PROVIDED DATA:

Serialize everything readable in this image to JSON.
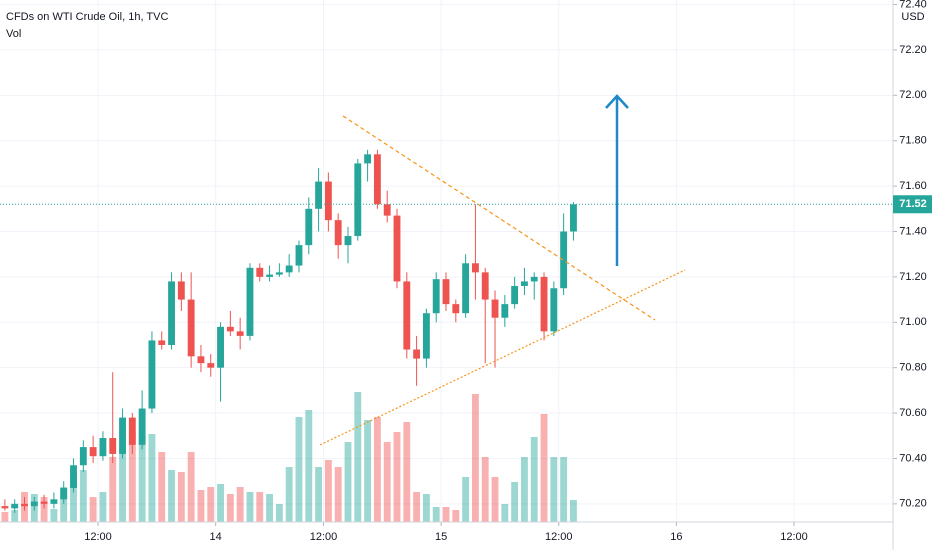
{
  "chart_data": {
    "type": "candlestick",
    "title": "CFDs on WTI Crude Oil, 1h, TVC",
    "volume_label": "Vol",
    "currency": "USD",
    "open": [
      70.19,
      70.18,
      70.2,
      70.19,
      70.21,
      70.2,
      70.22,
      70.27,
      70.37,
      70.45,
      70.41,
      70.49,
      70.42,
      70.58,
      70.46,
      70.62,
      70.92,
      70.9,
      71.18,
      71.1,
      70.85,
      70.82,
      70.8,
      70.98,
      70.96,
      70.94,
      71.24,
      71.2,
      71.21,
      71.22,
      71.25,
      71.34,
      71.5,
      71.62,
      71.45,
      71.34,
      71.38,
      71.7,
      71.74,
      71.52,
      71.47,
      71.18,
      70.88,
      70.84,
      71.04,
      71.19,
      71.08,
      71.04,
      71.26,
      71.22,
      71.1,
      71.02,
      71.08,
      71.16,
      71.18,
      71.2,
      70.96,
      71.15,
      71.4
    ],
    "high": [
      70.22,
      70.22,
      70.23,
      70.23,
      70.24,
      70.25,
      70.3,
      70.4,
      70.48,
      70.5,
      70.52,
      70.78,
      70.62,
      70.6,
      70.7,
      70.96,
      70.96,
      71.22,
      71.22,
      71.22,
      70.9,
      70.86,
      71.0,
      71.05,
      71.02,
      71.26,
      71.26,
      71.25,
      71.26,
      71.3,
      71.36,
      71.55,
      71.68,
      71.66,
      71.48,
      71.42,
      71.72,
      71.76,
      71.76,
      71.58,
      71.5,
      71.22,
      70.94,
      71.06,
      71.22,
      71.22,
      71.1,
      71.3,
      71.52,
      71.24,
      71.14,
      71.12,
      71.2,
      71.24,
      71.22,
      71.22,
      71.18,
      71.48,
      71.53
    ],
    "low": [
      70.17,
      70.16,
      70.17,
      70.17,
      70.18,
      70.18,
      70.2,
      70.25,
      70.34,
      70.38,
      70.39,
      70.38,
      70.4,
      70.42,
      70.44,
      70.6,
      70.88,
      70.88,
      71.05,
      70.8,
      70.78,
      70.76,
      70.65,
      70.94,
      70.88,
      70.92,
      71.18,
      71.18,
      71.2,
      71.2,
      71.22,
      71.3,
      71.4,
      71.4,
      71.28,
      71.26,
      71.36,
      71.62,
      71.5,
      71.44,
      71.15,
      70.84,
      70.72,
      70.8,
      71.0,
      71.05,
      71.0,
      71.02,
      71.1,
      70.82,
      70.8,
      70.98,
      71.06,
      71.12,
      71.1,
      70.92,
      70.94,
      71.12,
      71.36
    ],
    "close": [
      70.18,
      70.2,
      70.19,
      70.21,
      70.2,
      70.22,
      70.27,
      70.37,
      70.45,
      70.41,
      70.49,
      70.42,
      70.58,
      70.46,
      70.62,
      70.92,
      70.9,
      71.18,
      71.1,
      70.85,
      70.82,
      70.8,
      70.98,
      70.96,
      70.94,
      71.24,
      71.2,
      71.21,
      71.22,
      71.25,
      71.34,
      71.5,
      71.62,
      71.45,
      71.34,
      71.38,
      71.7,
      71.74,
      71.52,
      71.47,
      71.18,
      70.88,
      70.84,
      71.04,
      71.19,
      71.08,
      71.04,
      71.26,
      71.22,
      71.1,
      71.02,
      71.08,
      71.16,
      71.18,
      71.2,
      70.96,
      71.15,
      71.4,
      71.52
    ],
    "volume": [
      10,
      12,
      30,
      28,
      25,
      13,
      35,
      55,
      52,
      25,
      30,
      65,
      75,
      90,
      85,
      88,
      70,
      52,
      50,
      70,
      32,
      35,
      38,
      28,
      35,
      30,
      30,
      28,
      18,
      55,
      105,
      112,
      55,
      62,
      55,
      80,
      130,
      102,
      105,
      80,
      90,
      100,
      30,
      28,
      15,
      15,
      12,
      45,
      128,
      65,
      45,
      18,
      40,
      65,
      85,
      108,
      65,
      65,
      22
    ],
    "volume_ylim": [
      0,
      522
    ],
    "up_color": "#26a69a",
    "down_color": "#ef5350",
    "last_price": 71.52,
    "xlim": [
      -0.5,
      90.6
    ],
    "xticks": [
      {
        "value": 9.5,
        "label": "12:00"
      },
      {
        "value": 21.5,
        "label": "14"
      },
      {
        "value": 32.5,
        "label": "12:00"
      },
      {
        "value": 44.5,
        "label": "15"
      },
      {
        "value": 56.5,
        "label": "12:00"
      },
      {
        "value": 68.5,
        "label": "16"
      },
      {
        "value": 80.5,
        "label": "12:00"
      }
    ],
    "ylim": [
      70.12,
      72.42
    ],
    "yticks": [
      {
        "value": 70.2,
        "label": "70.20"
      },
      {
        "value": 70.4,
        "label": "70.40"
      },
      {
        "value": 70.6,
        "label": "70.60"
      },
      {
        "value": 70.8,
        "label": "70.80"
      },
      {
        "value": 71.0,
        "label": "71.00"
      },
      {
        "value": 71.2,
        "label": "71.20"
      },
      {
        "value": 71.4,
        "label": "71.40"
      },
      {
        "value": 71.6,
        "label": "71.60"
      },
      {
        "value": 71.8,
        "label": "71.80"
      },
      {
        "value": 72.0,
        "label": "72.00"
      },
      {
        "value": 72.2,
        "label": "72.20"
      },
      {
        "value": 72.4,
        "label": "72.40"
      }
    ],
    "grid": true
  }
}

REQUIREMENT: Transcribe all the lines above exactly, apart from the pictures.

TASK SOLUTION:
Serialize everything readable in this image to JSON.
{
  "chart_data": {
    "type": "candlestick",
    "title": "CFDs on WTI Crude Oil, 1h, TVC",
    "volume_label": "Vol",
    "currency": "USD",
    "open": [
      70.19,
      70.18,
      70.2,
      70.19,
      70.21,
      70.2,
      70.22,
      70.27,
      70.37,
      70.45,
      70.41,
      70.49,
      70.42,
      70.58,
      70.46,
      70.62,
      70.92,
      70.9,
      71.18,
      71.1,
      70.85,
      70.82,
      70.8,
      70.98,
      70.96,
      70.94,
      71.24,
      71.2,
      71.21,
      71.22,
      71.25,
      71.34,
      71.5,
      71.62,
      71.45,
      71.34,
      71.38,
      71.7,
      71.74,
      71.52,
      71.47,
      71.18,
      70.88,
      70.84,
      71.04,
      71.19,
      71.08,
      71.04,
      71.26,
      71.22,
      71.1,
      71.02,
      71.08,
      71.16,
      71.18,
      71.2,
      70.96,
      71.15,
      71.4
    ],
    "high": [
      70.22,
      70.22,
      70.23,
      70.23,
      70.24,
      70.25,
      70.3,
      70.4,
      70.48,
      70.5,
      70.52,
      70.78,
      70.62,
      70.6,
      70.7,
      70.96,
      70.96,
      71.22,
      71.22,
      71.22,
      70.9,
      70.86,
      71.0,
      71.05,
      71.02,
      71.26,
      71.26,
      71.25,
      71.26,
      71.3,
      71.36,
      71.55,
      71.68,
      71.66,
      71.48,
      71.42,
      71.72,
      71.76,
      71.76,
      71.58,
      71.5,
      71.22,
      70.94,
      71.06,
      71.22,
      71.22,
      71.1,
      71.3,
      71.52,
      71.24,
      71.14,
      71.12,
      71.2,
      71.24,
      71.22,
      71.22,
      71.18,
      71.48,
      71.53
    ],
    "low": [
      70.17,
      70.16,
      70.17,
      70.17,
      70.18,
      70.18,
      70.2,
      70.25,
      70.34,
      70.38,
      70.39,
      70.38,
      70.4,
      70.42,
      70.44,
      70.6,
      70.88,
      70.88,
      71.05,
      70.8,
      70.78,
      70.76,
      70.65,
      70.94,
      70.88,
      70.92,
      71.18,
      71.18,
      71.2,
      71.2,
      71.22,
      71.3,
      71.4,
      71.4,
      71.28,
      71.26,
      71.36,
      71.62,
      71.5,
      71.44,
      71.15,
      70.84,
      70.72,
      70.8,
      71.0,
      71.05,
      71.0,
      71.02,
      71.1,
      70.82,
      70.8,
      70.98,
      71.06,
      71.12,
      71.1,
      70.92,
      70.94,
      71.12,
      71.36
    ],
    "close": [
      70.18,
      70.2,
      70.19,
      70.21,
      70.2,
      70.22,
      70.27,
      70.37,
      70.45,
      70.41,
      70.49,
      70.42,
      70.58,
      70.46,
      70.62,
      70.92,
      70.9,
      71.18,
      71.1,
      70.85,
      70.82,
      70.8,
      70.98,
      70.96,
      70.94,
      71.24,
      71.2,
      71.21,
      71.22,
      71.25,
      71.34,
      71.5,
      71.62,
      71.45,
      71.34,
      71.38,
      71.7,
      71.74,
      71.52,
      71.47,
      71.18,
      70.88,
      70.84,
      71.04,
      71.19,
      71.08,
      71.04,
      71.26,
      71.22,
      71.1,
      71.02,
      71.08,
      71.16,
      71.18,
      71.2,
      70.96,
      71.15,
      71.4,
      71.52
    ],
    "volume": [
      10,
      12,
      30,
      28,
      25,
      13,
      35,
      55,
      52,
      25,
      30,
      65,
      75,
      90,
      85,
      88,
      70,
      52,
      50,
      70,
      32,
      35,
      38,
      28,
      35,
      30,
      30,
      28,
      18,
      55,
      105,
      112,
      55,
      62,
      55,
      80,
      130,
      102,
      105,
      80,
      90,
      100,
      30,
      28,
      15,
      15,
      12,
      45,
      128,
      65,
      45,
      18,
      40,
      65,
      85,
      108,
      65,
      65,
      22
    ],
    "volume_ylim": [
      0,
      522
    ],
    "up_color": "#26a69a",
    "down_color": "#ef5350",
    "last_price": 71.52,
    "xlim": [
      -0.5,
      90.6
    ],
    "xticks": [
      {
        "value": 9.5,
        "label": "12:00"
      },
      {
        "value": 21.5,
        "label": "14"
      },
      {
        "value": 32.5,
        "label": "12:00"
      },
      {
        "value": 44.5,
        "label": "15"
      },
      {
        "value": 56.5,
        "label": "12:00"
      },
      {
        "value": 68.5,
        "label": "16"
      },
      {
        "value": 80.5,
        "label": "12:00"
      }
    ],
    "ylim": [
      70.12,
      72.42
    ],
    "yticks": [
      {
        "value": 70.2,
        "label": "70.20"
      },
      {
        "value": 70.4,
        "label": "70.40"
      },
      {
        "value": 70.6,
        "label": "70.60"
      },
      {
        "value": 70.8,
        "label": "70.80"
      },
      {
        "value": 71.0,
        "label": "71.00"
      },
      {
        "value": 71.2,
        "label": "71.20"
      },
      {
        "value": 71.4,
        "label": "71.40"
      },
      {
        "value": 71.6,
        "label": "71.60"
      },
      {
        "value": 71.8,
        "label": "71.80"
      },
      {
        "value": 72.0,
        "label": "72.00"
      },
      {
        "value": 72.2,
        "label": "72.20"
      },
      {
        "value": 72.4,
        "label": "72.40"
      }
    ],
    "grid": true
  }
}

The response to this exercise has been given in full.